▶ WHAT YOU WILL DO: Quote every entry word for word.

------ PROVIDED RECORDS

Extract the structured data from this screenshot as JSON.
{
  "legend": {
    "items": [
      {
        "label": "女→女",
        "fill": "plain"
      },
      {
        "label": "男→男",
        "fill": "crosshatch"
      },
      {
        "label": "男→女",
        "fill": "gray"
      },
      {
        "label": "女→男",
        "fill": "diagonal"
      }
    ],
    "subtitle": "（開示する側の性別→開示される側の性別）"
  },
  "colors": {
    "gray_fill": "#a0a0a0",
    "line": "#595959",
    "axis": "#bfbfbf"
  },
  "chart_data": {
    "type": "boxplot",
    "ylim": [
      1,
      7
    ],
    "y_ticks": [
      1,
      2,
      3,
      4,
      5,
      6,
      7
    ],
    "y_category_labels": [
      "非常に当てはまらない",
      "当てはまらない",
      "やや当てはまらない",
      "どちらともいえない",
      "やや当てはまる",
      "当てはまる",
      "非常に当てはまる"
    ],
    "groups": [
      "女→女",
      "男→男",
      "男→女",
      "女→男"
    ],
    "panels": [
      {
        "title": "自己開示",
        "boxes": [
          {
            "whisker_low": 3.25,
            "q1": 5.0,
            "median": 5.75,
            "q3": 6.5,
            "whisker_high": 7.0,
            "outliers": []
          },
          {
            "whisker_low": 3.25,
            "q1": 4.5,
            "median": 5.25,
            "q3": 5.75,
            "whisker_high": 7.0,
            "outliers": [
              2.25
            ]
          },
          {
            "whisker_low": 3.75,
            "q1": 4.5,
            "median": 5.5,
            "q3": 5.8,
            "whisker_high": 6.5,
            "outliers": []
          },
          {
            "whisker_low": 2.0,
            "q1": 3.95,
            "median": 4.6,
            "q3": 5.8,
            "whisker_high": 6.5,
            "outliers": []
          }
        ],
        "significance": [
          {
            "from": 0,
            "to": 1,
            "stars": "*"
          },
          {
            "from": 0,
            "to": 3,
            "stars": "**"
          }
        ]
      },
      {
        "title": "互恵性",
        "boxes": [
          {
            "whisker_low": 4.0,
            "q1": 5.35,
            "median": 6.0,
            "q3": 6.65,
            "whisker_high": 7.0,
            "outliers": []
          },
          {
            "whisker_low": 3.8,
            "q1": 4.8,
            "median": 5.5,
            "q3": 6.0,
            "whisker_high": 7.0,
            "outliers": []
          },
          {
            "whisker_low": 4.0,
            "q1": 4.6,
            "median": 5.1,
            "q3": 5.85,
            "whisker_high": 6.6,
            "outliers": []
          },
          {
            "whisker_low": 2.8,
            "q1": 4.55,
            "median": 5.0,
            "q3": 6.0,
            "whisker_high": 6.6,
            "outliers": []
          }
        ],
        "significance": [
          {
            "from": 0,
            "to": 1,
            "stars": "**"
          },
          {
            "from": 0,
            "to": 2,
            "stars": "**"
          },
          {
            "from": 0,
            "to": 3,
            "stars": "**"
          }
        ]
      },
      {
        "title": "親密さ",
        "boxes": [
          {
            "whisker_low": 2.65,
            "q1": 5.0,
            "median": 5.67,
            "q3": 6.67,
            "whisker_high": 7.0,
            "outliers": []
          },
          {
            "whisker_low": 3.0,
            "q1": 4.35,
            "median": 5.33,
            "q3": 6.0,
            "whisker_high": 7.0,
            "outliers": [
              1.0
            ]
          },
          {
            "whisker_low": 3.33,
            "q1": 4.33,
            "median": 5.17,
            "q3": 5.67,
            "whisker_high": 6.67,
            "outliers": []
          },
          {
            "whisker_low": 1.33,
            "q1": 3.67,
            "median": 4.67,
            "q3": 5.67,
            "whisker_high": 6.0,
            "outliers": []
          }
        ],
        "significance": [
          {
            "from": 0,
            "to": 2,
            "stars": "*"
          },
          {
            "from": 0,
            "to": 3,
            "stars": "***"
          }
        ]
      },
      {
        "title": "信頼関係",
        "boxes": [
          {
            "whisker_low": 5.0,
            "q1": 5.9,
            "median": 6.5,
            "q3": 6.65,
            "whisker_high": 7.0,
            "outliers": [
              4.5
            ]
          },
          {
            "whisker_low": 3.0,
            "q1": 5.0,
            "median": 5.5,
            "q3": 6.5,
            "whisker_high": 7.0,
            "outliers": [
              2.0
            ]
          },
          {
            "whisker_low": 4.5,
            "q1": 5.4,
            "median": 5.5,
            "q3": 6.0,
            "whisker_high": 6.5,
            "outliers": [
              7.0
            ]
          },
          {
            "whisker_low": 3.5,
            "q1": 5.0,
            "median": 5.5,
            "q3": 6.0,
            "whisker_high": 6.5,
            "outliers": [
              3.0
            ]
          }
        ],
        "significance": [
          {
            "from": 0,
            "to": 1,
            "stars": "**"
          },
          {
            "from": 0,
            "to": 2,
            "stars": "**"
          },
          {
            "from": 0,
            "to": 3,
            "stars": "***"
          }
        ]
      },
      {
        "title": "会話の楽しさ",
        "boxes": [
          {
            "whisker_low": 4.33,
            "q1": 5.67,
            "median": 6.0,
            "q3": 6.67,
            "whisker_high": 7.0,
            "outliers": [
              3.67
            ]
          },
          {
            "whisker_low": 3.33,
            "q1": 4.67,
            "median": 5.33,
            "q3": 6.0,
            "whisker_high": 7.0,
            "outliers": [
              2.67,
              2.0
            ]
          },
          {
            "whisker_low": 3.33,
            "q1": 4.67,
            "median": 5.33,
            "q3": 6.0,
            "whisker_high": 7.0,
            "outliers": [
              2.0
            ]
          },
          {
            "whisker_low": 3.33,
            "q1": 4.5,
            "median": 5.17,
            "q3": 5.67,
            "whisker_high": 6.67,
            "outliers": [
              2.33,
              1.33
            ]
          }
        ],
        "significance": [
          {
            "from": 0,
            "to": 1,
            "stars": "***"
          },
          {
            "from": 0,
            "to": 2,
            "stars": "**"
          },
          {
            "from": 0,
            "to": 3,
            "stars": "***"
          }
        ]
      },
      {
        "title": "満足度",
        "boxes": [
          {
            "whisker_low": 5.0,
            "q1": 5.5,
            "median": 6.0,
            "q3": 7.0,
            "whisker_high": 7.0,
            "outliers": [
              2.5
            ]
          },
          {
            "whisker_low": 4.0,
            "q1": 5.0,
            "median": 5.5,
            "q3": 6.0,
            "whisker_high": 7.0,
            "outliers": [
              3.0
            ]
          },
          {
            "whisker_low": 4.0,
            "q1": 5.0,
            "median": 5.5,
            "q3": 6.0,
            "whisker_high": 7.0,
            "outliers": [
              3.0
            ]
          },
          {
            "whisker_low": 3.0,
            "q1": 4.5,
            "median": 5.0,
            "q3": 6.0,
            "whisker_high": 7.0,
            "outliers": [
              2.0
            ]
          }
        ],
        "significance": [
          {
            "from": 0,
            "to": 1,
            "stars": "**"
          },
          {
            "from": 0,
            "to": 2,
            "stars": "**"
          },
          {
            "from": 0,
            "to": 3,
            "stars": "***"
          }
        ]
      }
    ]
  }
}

------------

▶ SOLVED PROBLEM:
Extract the structured data from this screenshot as JSON.
{
  "legend": {
    "items": [
      {
        "label": "女→女",
        "fill": "plain"
      },
      {
        "label": "男→男",
        "fill": "crosshatch"
      },
      {
        "label": "男→女",
        "fill": "gray"
      },
      {
        "label": "女→男",
        "fill": "diagonal"
      }
    ],
    "subtitle": "（開示する側の性別→開示される側の性別）"
  },
  "colors": {
    "gray_fill": "#a0a0a0",
    "line": "#595959",
    "axis": "#bfbfbf"
  },
  "chart_data": {
    "type": "boxplot",
    "ylim": [
      1,
      7
    ],
    "y_ticks": [
      1,
      2,
      3,
      4,
      5,
      6,
      7
    ],
    "y_category_labels": [
      "非常に当てはまらない",
      "当てはまらない",
      "やや当てはまらない",
      "どちらともいえない",
      "やや当てはまる",
      "当てはまる",
      "非常に当てはまる"
    ],
    "groups": [
      "女→女",
      "男→男",
      "男→女",
      "女→男"
    ],
    "panels": [
      {
        "title": "自己開示",
        "boxes": [
          {
            "whisker_low": 3.25,
            "q1": 5.0,
            "median": 5.75,
            "q3": 6.5,
            "whisker_high": 7.0,
            "outliers": []
          },
          {
            "whisker_low": 3.25,
            "q1": 4.5,
            "median": 5.25,
            "q3": 5.75,
            "whisker_high": 7.0,
            "outliers": [
              2.25
            ]
          },
          {
            "whisker_low": 3.75,
            "q1": 4.5,
            "median": 5.5,
            "q3": 5.8,
            "whisker_high": 6.5,
            "outliers": []
          },
          {
            "whisker_low": 2.0,
            "q1": 3.95,
            "median": 4.6,
            "q3": 5.8,
            "whisker_high": 6.5,
            "outliers": []
          }
        ],
        "significance": [
          {
            "from": 0,
            "to": 1,
            "stars": "*"
          },
          {
            "from": 0,
            "to": 3,
            "stars": "**"
          }
        ]
      },
      {
        "title": "互恵性",
        "boxes": [
          {
            "whisker_low": 4.0,
            "q1": 5.35,
            "median": 6.0,
            "q3": 6.65,
            "whisker_high": 7.0,
            "outliers": []
          },
          {
            "whisker_low": 3.8,
            "q1": 4.8,
            "median": 5.5,
            "q3": 6.0,
            "whisker_high": 7.0,
            "outliers": []
          },
          {
            "whisker_low": 4.0,
            "q1": 4.6,
            "median": 5.1,
            "q3": 5.85,
            "whisker_high": 6.6,
            "outliers": []
          },
          {
            "whisker_low": 2.8,
            "q1": 4.55,
            "median": 5.0,
            "q3": 6.0,
            "whisker_high": 6.6,
            "outliers": []
          }
        ],
        "significance": [
          {
            "from": 0,
            "to": 1,
            "stars": "**"
          },
          {
            "from": 0,
            "to": 2,
            "stars": "**"
          },
          {
            "from": 0,
            "to": 3,
            "stars": "**"
          }
        ]
      },
      {
        "title": "親密さ",
        "boxes": [
          {
            "whisker_low": 2.65,
            "q1": 5.0,
            "median": 5.67,
            "q3": 6.67,
            "whisker_high": 7.0,
            "outliers": []
          },
          {
            "whisker_low": 3.0,
            "q1": 4.35,
            "median": 5.33,
            "q3": 6.0,
            "whisker_high": 7.0,
            "outliers": [
              1.0
            ]
          },
          {
            "whisker_low": 3.33,
            "q1": 4.33,
            "median": 5.17,
            "q3": 5.67,
            "whisker_high": 6.67,
            "outliers": []
          },
          {
            "whisker_low": 1.33,
            "q1": 3.67,
            "median": 4.67,
            "q3": 5.67,
            "whisker_high": 6.0,
            "outliers": []
          }
        ],
        "significance": [
          {
            "from": 0,
            "to": 2,
            "stars": "*"
          },
          {
            "from": 0,
            "to": 3,
            "stars": "***"
          }
        ]
      },
      {
        "title": "信頼関係",
        "boxes": [
          {
            "whisker_low": 5.0,
            "q1": 5.9,
            "median": 6.5,
            "q3": 6.65,
            "whisker_high": 7.0,
            "outliers": [
              4.5
            ]
          },
          {
            "whisker_low": 3.0,
            "q1": 5.0,
            "median": 5.5,
            "q3": 6.5,
            "whisker_high": 7.0,
            "outliers": [
              2.0
            ]
          },
          {
            "whisker_low": 4.5,
            "q1": 5.4,
            "median": 5.5,
            "q3": 6.0,
            "whisker_high": 6.5,
            "outliers": [
              7.0
            ]
          },
          {
            "whisker_low": 3.5,
            "q1": 5.0,
            "median": 5.5,
            "q3": 6.0,
            "whisker_high": 6.5,
            "outliers": [
              3.0
            ]
          }
        ],
        "significance": [
          {
            "from": 0,
            "to": 1,
            "stars": "**"
          },
          {
            "from": 0,
            "to": 2,
            "stars": "**"
          },
          {
            "from": 0,
            "to": 3,
            "stars": "***"
          }
        ]
      },
      {
        "title": "会話の楽しさ",
        "boxes": [
          {
            "whisker_low": 4.33,
            "q1": 5.67,
            "median": 6.0,
            "q3": 6.67,
            "whisker_high": 7.0,
            "outliers": [
              3.67
            ]
          },
          {
            "whisker_low": 3.33,
            "q1": 4.67,
            "median": 5.33,
            "q3": 6.0,
            "whisker_high": 7.0,
            "outliers": [
              2.67,
              2.0
            ]
          },
          {
            "whisker_low": 3.33,
            "q1": 4.67,
            "median": 5.33,
            "q3": 6.0,
            "whisker_high": 7.0,
            "outliers": [
              2.0
            ]
          },
          {
            "whisker_low": 3.33,
            "q1": 4.5,
            "median": 5.17,
            "q3": 5.67,
            "whisker_high": 6.67,
            "outliers": [
              2.33,
              1.33
            ]
          }
        ],
        "significance": [
          {
            "from": 0,
            "to": 1,
            "stars": "***"
          },
          {
            "from": 0,
            "to": 2,
            "stars": "**"
          },
          {
            "from": 0,
            "to": 3,
            "stars": "***"
          }
        ]
      },
      {
        "title": "満足度",
        "boxes": [
          {
            "whisker_low": 5.0,
            "q1": 5.5,
            "median": 6.0,
            "q3": 7.0,
            "whisker_high": 7.0,
            "outliers": [
              2.5
            ]
          },
          {
            "whisker_low": 4.0,
            "q1": 5.0,
            "median": 5.5,
            "q3": 6.0,
            "whisker_high": 7.0,
            "outliers": [
              3.0
            ]
          },
          {
            "whisker_low": 4.0,
            "q1": 5.0,
            "median": 5.5,
            "q3": 6.0,
            "whisker_high": 7.0,
            "outliers": [
              3.0
            ]
          },
          {
            "whisker_low": 3.0,
            "q1": 4.5,
            "median": 5.0,
            "q3": 6.0,
            "whisker_high": 7.0,
            "outliers": [
              2.0
            ]
          }
        ],
        "significance": [
          {
            "from": 0,
            "to": 1,
            "stars": "**"
          },
          {
            "from": 0,
            "to": 2,
            "stars": "**"
          },
          {
            "from": 0,
            "to": 3,
            "stars": "***"
          }
        ]
      }
    ]
  }
}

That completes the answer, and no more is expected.